**Exercise directions**
Transcribe every record that appears below, exactly and in full.
○ ○ ○
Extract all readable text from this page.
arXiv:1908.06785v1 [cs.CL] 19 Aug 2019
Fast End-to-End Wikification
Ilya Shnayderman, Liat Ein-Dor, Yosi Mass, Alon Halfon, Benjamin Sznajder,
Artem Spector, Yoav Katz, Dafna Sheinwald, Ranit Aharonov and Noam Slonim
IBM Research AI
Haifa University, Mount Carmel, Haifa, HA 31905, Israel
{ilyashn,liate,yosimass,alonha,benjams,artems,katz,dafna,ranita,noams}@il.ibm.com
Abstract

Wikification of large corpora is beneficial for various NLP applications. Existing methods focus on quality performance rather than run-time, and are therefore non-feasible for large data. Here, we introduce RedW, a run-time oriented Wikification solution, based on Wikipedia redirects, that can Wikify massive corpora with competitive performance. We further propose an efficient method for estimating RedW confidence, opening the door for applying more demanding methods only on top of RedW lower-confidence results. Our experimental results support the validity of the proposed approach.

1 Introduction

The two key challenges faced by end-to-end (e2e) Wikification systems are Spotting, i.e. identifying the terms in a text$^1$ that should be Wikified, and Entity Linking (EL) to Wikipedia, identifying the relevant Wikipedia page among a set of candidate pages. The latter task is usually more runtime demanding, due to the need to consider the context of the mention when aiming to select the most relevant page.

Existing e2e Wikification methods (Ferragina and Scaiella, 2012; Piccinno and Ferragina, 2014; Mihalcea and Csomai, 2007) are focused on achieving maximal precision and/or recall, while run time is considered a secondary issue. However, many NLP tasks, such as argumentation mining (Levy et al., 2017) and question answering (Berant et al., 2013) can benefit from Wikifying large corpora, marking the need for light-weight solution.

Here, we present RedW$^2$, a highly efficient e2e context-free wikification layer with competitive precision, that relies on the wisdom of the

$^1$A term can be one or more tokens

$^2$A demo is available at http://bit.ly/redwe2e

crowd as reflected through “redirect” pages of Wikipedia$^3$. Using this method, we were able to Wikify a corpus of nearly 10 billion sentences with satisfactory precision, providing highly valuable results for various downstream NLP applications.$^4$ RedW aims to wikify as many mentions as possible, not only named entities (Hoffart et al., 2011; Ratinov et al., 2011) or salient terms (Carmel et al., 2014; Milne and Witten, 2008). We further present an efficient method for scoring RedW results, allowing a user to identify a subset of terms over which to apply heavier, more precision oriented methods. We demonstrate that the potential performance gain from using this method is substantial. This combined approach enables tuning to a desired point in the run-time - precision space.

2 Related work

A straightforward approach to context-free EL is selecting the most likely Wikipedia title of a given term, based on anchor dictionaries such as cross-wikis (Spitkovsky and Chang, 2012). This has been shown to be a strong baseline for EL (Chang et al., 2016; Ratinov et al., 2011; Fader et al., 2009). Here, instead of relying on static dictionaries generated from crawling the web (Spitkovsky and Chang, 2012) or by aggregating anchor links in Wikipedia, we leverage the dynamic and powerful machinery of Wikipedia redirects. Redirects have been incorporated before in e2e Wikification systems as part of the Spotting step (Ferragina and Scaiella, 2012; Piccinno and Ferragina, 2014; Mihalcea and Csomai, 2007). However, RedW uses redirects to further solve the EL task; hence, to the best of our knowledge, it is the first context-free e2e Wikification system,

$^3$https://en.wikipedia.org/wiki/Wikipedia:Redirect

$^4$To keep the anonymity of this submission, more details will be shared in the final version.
○ ○ ○
**Correct response**
Extract all readable text from this page.
arXiv:1908.06785v1 [cs.CL] 19 Aug 2019
Fast End-to-End Wikification
Ilya Shnayderman, Liat Ein-Dor, Yosi Mass, Alon Halfon, Benjamin Sznajder,
Artem Spector, Yoav Katz, Dafna Sheinwald, Ranit Aharonov and Noam Slonim
IBM Research AI
Haifa University, Mount Carmel, Haifa, HA 31905, Israel
{ilyashn,liate,yosimass,alonha,benjams,artems,katz,dafna,ranita,noams}@il.ibm.com
Abstract

Wikification of large corpora is beneficial for various NLP applications. Existing methods focus on quality performance rather than run-time, and are therefore non-feasible for large data. Here, we introduce RedW, a run-time oriented Wikification solution, based on Wikipedia redirects, that can Wikify massive corpora with competitive performance. We further propose an efficient method for estimating RedW confidence, opening the door for applying more demanding methods only on top of RedW lower-confidence results. Our experimental results support the validity of the proposed approach.

1 Introduction

The two key challenges faced by end-to-end (e2e) Wikification systems are Spotting, i.e. identifying the terms in a text$^1$ that should be Wikified, and Entity Linking (EL) to Wikipedia, identifying the relevant Wikipedia page among a set of candidate pages. The latter task is usually more runtime demanding, due to the need to consider the context of the mention when aiming to select the most relevant page.

Existing e2e Wikification methods (Ferragina and Scaiella, 2012; Piccinno and Ferragina, 2014; Mihalcea and Csomai, 2007) are focused on achieving maximal precision and/or recall, while run time is considered a secondary issue. However, many NLP tasks, such as argumentation mining (Levy et al., 2017) and question answering (Berant et al., 2013) can benefit from Wikifying large corpora, marking the need for light-weight solution.

Here, we present RedW$^2$, a highly efficient e2e context-free wikification layer with competitive precision, that relies on the wisdom of the

$^1$A term can be one or more tokens

$^2$A demo is available at http://bit.ly/redwe2e

crowd as reflected through “redirect” pages of Wikipedia$^3$. Using this method, we were able to Wikify a corpus of nearly 10 billion sentences with satisfactory precision, providing highly valuable results for various downstream NLP applications.$^4$ RedW aims to wikify as many mentions as possible, not only named entities (Hoffart et al., 2011; Ratinov et al., 2011) or salient terms (Carmel et al., 2014; Milne and Witten, 2008). We further present an efficient method for scoring RedW results, allowing a user to identify a subset of terms over which to apply heavier, more precision oriented methods. We demonstrate that the potential performance gain from using this method is substantial. This combined approach enables tuning to a desired point in the run-time - precision space.

2 Related work

A straightforward approach to context-free EL is selecting the most likely Wikipedia title of a given term, based on anchor dictionaries such as cross-wikis (Spitkovsky and Chang, 2012). This has been shown to be a strong baseline for EL (Chang et al., 2016; Ratinov et al., 2011; Fader et al., 2009). Here, instead of relying on static dictionaries generated from crawling the web (Spitkovsky and Chang, 2012) or by aggregating anchor links in Wikipedia, we leverage the dynamic and powerful machinery of Wikipedia redirects. Redirects have been incorporated before in e2e Wikification systems as part of the Spotting step (Ferragina and Scaiella, 2012; Piccinno and Ferragina, 2014; Mihalcea and Csomai, 2007). However, RedW uses redirects to further solve the EL task; hence, to the best of our knowledge, it is the first context-free e2e Wikification system,

$^3$https://en.wikipedia.org/wiki/Wikipedia:Redirect

$^4$To keep the anonymity of this submission, more details will be shared in the final version.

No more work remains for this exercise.